**What you are asked to do**:
Please copy each line from the entries that contains the string "team".
[[ Listed records open ]]
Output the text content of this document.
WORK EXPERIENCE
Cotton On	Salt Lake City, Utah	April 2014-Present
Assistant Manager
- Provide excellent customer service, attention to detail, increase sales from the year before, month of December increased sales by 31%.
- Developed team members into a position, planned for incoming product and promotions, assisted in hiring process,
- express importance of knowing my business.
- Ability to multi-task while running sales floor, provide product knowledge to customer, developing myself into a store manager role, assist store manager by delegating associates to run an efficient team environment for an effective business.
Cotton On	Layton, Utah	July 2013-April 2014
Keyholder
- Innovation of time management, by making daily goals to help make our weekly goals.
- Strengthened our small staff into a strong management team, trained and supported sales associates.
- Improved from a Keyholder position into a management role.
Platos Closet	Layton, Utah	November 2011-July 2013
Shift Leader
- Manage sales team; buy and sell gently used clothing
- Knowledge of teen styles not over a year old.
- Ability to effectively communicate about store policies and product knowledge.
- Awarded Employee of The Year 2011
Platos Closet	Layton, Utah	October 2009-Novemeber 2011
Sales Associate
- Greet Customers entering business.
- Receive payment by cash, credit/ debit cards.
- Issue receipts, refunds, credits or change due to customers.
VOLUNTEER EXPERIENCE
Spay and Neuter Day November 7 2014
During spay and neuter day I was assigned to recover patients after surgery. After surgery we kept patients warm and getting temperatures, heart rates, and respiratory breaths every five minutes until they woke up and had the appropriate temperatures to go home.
[[ Listed records closed ]]
**Your response**:
- Developed team members into a position, planned for incoming product and promotions, assisted in hiring process,
- Ability to multi-task while running sales floor, provide product knowledge to customer, developing myself into a store manager role, assist store manager by delegating associates to run an efficient team environment for an effective business.
- Strengthened our small staff into a strong management team, trained and supported sales associates.
- Manage sales team; buy and sell gently used clothing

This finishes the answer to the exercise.